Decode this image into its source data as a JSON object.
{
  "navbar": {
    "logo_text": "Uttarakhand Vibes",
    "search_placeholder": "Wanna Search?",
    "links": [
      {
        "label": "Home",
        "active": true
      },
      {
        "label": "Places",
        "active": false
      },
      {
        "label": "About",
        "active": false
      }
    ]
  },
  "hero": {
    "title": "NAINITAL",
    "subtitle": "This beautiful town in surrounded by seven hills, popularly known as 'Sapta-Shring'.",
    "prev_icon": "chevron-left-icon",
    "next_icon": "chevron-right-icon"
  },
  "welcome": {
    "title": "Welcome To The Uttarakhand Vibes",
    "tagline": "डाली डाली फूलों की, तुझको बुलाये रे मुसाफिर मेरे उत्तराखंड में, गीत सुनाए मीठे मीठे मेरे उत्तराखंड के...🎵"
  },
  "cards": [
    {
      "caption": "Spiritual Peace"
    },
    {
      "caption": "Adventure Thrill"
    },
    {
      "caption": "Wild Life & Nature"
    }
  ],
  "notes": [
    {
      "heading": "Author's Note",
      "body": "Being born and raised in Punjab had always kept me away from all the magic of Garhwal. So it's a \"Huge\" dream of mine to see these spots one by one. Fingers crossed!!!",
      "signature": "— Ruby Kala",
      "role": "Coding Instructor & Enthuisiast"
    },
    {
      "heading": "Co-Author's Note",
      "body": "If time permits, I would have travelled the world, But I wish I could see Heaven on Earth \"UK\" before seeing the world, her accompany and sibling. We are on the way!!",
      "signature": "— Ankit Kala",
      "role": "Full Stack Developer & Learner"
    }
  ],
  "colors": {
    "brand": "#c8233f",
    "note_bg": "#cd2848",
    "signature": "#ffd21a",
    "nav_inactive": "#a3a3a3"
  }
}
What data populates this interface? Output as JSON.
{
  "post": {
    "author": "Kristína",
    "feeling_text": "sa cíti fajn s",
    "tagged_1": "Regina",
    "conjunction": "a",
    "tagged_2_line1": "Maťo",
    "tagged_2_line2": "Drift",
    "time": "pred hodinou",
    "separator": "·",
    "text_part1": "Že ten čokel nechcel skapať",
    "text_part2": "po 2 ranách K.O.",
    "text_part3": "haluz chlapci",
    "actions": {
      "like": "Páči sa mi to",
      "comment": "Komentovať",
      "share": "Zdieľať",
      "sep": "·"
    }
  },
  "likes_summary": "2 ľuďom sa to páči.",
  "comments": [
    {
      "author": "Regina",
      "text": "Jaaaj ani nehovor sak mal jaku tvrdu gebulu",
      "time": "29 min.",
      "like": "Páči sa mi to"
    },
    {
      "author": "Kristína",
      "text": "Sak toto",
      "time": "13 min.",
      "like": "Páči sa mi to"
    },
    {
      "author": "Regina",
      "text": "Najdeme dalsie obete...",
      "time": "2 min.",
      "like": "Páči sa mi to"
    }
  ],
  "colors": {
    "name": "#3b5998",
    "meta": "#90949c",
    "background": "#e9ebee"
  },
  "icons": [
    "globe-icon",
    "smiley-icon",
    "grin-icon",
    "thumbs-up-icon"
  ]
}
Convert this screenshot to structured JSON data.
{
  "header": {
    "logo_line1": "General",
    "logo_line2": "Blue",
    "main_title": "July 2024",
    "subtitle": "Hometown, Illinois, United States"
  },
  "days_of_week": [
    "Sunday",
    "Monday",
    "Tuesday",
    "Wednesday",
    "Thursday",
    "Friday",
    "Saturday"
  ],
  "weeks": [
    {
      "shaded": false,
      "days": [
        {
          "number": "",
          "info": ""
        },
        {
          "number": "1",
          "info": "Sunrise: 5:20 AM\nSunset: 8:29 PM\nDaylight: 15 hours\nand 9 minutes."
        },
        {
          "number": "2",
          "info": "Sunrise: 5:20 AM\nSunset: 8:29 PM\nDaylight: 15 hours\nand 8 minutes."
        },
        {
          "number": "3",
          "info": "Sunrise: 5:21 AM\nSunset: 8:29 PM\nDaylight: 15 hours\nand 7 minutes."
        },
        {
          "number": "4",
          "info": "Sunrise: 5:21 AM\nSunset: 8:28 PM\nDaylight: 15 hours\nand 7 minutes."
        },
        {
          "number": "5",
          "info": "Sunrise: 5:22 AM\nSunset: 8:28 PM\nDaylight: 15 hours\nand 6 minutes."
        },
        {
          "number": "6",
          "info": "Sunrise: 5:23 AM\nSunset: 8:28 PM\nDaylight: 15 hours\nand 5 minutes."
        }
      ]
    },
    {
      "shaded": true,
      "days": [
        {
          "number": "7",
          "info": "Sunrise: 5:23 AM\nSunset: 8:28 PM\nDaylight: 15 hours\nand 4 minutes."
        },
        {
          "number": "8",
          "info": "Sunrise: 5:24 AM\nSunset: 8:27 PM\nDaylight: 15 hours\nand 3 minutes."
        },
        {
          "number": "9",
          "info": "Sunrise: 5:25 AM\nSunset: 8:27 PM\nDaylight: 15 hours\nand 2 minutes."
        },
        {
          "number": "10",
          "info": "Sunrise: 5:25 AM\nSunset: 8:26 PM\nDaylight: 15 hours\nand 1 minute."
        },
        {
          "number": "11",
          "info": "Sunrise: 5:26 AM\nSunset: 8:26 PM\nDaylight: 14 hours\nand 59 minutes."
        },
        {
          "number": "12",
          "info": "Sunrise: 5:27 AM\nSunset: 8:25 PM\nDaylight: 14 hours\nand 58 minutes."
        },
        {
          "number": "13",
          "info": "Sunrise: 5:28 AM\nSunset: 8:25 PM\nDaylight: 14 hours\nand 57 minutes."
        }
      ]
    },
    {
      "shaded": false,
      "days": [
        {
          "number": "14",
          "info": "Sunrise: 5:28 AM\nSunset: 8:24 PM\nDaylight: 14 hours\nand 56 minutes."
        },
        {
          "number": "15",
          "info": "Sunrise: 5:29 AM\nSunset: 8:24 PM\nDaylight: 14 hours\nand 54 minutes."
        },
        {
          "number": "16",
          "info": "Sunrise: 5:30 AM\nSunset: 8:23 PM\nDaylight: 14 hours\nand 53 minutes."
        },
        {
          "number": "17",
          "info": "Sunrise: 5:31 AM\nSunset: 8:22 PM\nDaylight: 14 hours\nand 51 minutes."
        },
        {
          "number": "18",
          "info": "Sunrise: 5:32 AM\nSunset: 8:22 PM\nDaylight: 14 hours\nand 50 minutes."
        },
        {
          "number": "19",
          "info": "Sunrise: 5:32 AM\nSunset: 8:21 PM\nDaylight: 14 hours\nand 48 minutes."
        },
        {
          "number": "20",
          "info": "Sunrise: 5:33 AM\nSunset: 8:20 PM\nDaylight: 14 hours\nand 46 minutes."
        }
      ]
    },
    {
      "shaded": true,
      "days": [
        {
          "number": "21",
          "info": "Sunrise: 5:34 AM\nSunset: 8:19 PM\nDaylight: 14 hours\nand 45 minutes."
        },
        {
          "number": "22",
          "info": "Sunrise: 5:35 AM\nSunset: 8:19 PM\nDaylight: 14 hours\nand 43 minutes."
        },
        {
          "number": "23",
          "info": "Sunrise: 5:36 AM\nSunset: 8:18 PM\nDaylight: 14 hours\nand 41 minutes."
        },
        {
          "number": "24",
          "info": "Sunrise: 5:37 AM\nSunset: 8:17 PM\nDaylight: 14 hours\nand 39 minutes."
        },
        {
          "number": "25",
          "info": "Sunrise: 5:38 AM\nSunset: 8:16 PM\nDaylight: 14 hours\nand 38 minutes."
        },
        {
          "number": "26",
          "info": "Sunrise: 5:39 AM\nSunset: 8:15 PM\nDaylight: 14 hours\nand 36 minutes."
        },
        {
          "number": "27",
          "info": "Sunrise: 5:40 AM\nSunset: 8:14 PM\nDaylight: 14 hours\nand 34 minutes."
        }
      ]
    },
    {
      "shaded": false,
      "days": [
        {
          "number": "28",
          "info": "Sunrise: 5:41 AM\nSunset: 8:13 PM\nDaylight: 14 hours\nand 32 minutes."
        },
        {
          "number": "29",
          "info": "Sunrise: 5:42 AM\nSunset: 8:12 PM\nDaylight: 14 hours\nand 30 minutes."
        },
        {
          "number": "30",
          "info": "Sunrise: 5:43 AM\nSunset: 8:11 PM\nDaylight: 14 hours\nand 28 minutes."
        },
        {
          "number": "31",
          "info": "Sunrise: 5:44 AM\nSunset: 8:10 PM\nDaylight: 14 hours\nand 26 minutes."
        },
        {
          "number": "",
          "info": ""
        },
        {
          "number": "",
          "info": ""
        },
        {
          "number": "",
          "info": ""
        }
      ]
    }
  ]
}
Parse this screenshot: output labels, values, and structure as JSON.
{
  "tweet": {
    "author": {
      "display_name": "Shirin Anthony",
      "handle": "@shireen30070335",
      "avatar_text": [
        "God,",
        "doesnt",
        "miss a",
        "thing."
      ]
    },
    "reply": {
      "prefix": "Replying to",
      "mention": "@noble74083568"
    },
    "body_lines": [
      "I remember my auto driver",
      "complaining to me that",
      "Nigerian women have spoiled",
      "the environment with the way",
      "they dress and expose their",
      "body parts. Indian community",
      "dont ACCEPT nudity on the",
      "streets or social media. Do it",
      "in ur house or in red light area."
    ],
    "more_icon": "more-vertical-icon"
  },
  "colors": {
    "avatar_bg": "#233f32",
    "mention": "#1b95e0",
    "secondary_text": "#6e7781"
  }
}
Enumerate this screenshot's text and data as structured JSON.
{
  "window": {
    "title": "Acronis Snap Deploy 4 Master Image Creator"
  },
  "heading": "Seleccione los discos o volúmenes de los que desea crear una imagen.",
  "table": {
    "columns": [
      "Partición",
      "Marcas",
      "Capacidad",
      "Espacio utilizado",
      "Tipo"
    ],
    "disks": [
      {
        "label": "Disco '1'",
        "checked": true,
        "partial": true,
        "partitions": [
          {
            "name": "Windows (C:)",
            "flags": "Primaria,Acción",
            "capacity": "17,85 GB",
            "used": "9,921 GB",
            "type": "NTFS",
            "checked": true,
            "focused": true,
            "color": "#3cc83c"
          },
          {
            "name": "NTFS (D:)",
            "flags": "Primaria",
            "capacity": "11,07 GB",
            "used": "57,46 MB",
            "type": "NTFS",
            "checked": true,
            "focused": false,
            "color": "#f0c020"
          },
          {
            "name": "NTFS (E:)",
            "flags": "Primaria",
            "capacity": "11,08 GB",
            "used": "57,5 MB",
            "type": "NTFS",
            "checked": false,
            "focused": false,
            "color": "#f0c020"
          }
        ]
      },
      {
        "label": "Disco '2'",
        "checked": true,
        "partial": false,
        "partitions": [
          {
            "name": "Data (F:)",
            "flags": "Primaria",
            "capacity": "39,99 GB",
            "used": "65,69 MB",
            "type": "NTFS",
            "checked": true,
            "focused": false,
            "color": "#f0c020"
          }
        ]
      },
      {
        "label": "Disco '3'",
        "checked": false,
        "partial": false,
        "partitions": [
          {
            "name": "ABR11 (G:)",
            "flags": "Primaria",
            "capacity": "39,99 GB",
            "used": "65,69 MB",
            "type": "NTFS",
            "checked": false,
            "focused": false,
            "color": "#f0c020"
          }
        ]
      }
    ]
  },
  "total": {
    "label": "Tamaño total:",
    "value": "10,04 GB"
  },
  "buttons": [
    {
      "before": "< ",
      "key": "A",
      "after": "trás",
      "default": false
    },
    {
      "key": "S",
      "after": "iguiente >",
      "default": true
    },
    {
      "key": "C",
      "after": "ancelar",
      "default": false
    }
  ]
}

════

Written problem> Identify the lines that contain the string "JSON", and copy every one of them.

Written solution>
Decode this image into its source data as a JSON object.
What data populates this interface? Output as JSON.
Convert this screenshot to structured JSON data.
Parse this screenshot: output labels, values, and structure as JSON.
Enumerate this screenshot's text and data as structured JSON.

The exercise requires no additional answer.